A block of data:
■ ■ ■

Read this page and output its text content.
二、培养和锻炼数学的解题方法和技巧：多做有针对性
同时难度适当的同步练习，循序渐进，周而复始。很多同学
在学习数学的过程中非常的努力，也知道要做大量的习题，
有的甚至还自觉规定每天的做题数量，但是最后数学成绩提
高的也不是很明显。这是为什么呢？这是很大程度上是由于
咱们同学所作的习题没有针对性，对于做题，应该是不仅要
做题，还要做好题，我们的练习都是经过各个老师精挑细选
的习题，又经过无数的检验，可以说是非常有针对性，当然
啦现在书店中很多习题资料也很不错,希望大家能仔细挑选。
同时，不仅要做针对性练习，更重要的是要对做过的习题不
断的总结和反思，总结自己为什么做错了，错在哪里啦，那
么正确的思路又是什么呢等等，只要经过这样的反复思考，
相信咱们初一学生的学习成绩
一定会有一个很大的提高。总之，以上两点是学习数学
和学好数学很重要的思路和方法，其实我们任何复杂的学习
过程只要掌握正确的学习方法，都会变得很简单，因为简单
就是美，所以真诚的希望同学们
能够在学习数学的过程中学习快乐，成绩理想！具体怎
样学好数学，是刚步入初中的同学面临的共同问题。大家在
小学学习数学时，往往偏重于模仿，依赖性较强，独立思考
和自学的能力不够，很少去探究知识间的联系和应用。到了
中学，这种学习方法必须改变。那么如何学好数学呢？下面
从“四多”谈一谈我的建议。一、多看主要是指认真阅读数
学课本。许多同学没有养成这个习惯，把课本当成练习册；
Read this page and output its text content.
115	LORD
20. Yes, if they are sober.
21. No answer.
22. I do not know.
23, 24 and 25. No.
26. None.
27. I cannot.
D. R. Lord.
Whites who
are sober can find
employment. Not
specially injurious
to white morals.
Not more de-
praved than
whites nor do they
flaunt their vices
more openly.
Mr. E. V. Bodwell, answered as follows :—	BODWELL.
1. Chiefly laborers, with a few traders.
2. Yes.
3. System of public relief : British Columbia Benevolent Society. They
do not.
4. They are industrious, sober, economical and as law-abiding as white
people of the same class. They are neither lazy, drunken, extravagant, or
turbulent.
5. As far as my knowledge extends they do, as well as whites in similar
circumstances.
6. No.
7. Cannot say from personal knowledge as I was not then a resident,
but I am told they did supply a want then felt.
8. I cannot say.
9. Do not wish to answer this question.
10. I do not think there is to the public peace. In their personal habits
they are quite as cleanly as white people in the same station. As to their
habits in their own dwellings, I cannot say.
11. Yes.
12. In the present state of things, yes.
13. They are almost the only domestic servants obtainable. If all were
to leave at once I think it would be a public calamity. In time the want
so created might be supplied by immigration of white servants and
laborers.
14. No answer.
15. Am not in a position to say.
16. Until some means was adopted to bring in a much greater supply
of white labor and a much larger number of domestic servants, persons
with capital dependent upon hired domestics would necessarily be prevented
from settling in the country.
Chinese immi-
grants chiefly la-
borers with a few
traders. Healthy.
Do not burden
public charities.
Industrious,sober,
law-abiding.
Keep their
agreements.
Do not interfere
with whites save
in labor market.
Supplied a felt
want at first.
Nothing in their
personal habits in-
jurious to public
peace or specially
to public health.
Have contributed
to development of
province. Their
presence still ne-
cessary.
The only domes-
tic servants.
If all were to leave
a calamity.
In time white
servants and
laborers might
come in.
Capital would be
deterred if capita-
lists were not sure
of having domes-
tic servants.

■ ■ ■

**OBJECTIVE**
All lines of the data above that include the word "peace" must be shown.

**CORRECT OUTPUT**
10. I do not think there is to the public peace. In their personal habits
peace or specially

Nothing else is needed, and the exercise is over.